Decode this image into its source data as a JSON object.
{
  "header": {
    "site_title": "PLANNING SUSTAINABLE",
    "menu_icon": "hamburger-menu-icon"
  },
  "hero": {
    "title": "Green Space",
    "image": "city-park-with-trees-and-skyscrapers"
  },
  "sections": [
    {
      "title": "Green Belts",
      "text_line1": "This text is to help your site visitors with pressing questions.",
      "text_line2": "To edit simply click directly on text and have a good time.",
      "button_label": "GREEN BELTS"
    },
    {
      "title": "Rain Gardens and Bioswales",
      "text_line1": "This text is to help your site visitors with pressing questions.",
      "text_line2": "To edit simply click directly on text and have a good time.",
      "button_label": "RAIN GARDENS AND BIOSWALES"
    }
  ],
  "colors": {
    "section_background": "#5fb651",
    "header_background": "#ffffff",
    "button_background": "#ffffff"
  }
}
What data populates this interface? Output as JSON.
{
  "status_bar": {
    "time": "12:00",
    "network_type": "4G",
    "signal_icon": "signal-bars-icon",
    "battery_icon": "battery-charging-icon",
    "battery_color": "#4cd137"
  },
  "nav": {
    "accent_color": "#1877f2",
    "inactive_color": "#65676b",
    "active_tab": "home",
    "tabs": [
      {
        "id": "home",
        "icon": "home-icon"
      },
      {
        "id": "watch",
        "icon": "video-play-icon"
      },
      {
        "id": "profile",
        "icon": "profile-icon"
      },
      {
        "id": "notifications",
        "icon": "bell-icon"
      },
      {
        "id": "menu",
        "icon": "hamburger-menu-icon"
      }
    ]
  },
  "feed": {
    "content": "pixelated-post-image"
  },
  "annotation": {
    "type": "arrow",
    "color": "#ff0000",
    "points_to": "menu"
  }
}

Do this: Gather all lines where the word "data" appears.

Task output:
Decode this image into its source data as a JSON object.
What data populates this interface? Output as JSON.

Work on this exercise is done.